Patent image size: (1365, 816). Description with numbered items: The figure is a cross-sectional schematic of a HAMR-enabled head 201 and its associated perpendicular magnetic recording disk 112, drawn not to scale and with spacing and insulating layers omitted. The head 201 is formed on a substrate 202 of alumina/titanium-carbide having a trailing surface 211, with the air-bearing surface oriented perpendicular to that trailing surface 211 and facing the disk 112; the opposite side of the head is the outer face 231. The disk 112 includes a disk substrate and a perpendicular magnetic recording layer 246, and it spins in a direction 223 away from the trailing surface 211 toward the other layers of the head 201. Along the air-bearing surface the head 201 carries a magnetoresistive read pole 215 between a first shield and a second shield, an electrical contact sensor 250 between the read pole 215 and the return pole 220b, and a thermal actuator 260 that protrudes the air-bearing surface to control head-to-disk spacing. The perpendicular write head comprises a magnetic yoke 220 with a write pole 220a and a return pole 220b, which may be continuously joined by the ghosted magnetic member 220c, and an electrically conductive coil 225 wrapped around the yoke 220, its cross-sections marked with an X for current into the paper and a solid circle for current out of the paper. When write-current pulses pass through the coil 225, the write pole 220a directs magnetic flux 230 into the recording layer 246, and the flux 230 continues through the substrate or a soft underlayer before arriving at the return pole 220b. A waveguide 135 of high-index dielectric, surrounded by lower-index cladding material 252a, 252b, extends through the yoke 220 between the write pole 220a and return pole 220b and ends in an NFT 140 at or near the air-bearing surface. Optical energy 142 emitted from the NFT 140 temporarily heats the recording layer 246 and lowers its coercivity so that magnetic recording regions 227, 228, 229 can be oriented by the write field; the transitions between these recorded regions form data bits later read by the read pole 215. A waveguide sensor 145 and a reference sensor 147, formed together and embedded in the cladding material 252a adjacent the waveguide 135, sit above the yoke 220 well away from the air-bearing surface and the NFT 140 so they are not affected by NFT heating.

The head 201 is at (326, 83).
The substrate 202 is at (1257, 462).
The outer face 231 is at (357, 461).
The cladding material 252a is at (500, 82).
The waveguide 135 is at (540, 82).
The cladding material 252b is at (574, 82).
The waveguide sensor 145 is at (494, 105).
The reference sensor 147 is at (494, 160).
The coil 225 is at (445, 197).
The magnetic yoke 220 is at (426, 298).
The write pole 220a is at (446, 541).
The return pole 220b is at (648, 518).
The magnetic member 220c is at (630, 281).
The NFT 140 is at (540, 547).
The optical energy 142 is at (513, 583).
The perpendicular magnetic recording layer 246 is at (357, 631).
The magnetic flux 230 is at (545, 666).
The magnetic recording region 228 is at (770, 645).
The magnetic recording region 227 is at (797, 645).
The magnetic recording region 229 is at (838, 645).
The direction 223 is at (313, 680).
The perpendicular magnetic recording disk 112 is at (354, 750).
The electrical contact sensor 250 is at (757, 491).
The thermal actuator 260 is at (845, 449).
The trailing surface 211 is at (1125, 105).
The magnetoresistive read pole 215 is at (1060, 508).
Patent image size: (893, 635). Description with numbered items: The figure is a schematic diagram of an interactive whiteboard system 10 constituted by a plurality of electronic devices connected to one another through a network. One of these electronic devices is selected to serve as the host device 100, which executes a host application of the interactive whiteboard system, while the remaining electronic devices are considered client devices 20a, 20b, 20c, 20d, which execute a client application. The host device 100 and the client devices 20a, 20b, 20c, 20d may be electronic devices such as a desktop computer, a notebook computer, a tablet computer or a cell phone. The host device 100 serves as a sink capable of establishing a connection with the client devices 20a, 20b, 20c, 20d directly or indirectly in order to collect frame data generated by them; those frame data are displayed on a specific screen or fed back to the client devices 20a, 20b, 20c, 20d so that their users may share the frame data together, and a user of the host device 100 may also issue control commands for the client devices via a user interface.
· · · ·
Direction
Find every line in the material above that contains the string "desktop", and copy each such line. Uppercase and lowercase letters count as different.

Answer in full
Patent image size: (893, 635). Description with numbered items: The figure is a schematic diagram of an interactive whiteboard system 10 constituted by a plurality of electronic devices connected to one another through a network. One of these electronic devices is selected to serve as the host device 100, which executes a host application of the interactive whiteboard system, while the remaining electronic devices are considered client devices 20a, 20b, 20c, 20d, which execute a client application. The host device 100 and the client devices 20a, 20b, 20c, 20d may be electronic devices such as a desktop computer, a notebook computer, a tablet computer or a cell phone. The host device 100 serves as a sink capable of establishing a connection with the client devices 20a, 20b, 20c, 20d directly or indirectly in order to collect frame data generated by them; those frame data are displayed on a specific screen or fed back to the client devices 20a, 20b, 20c, 20d so that their users may share the frame data together, and a user of the host device 100 may also issue control commands for the client devices via a user interface.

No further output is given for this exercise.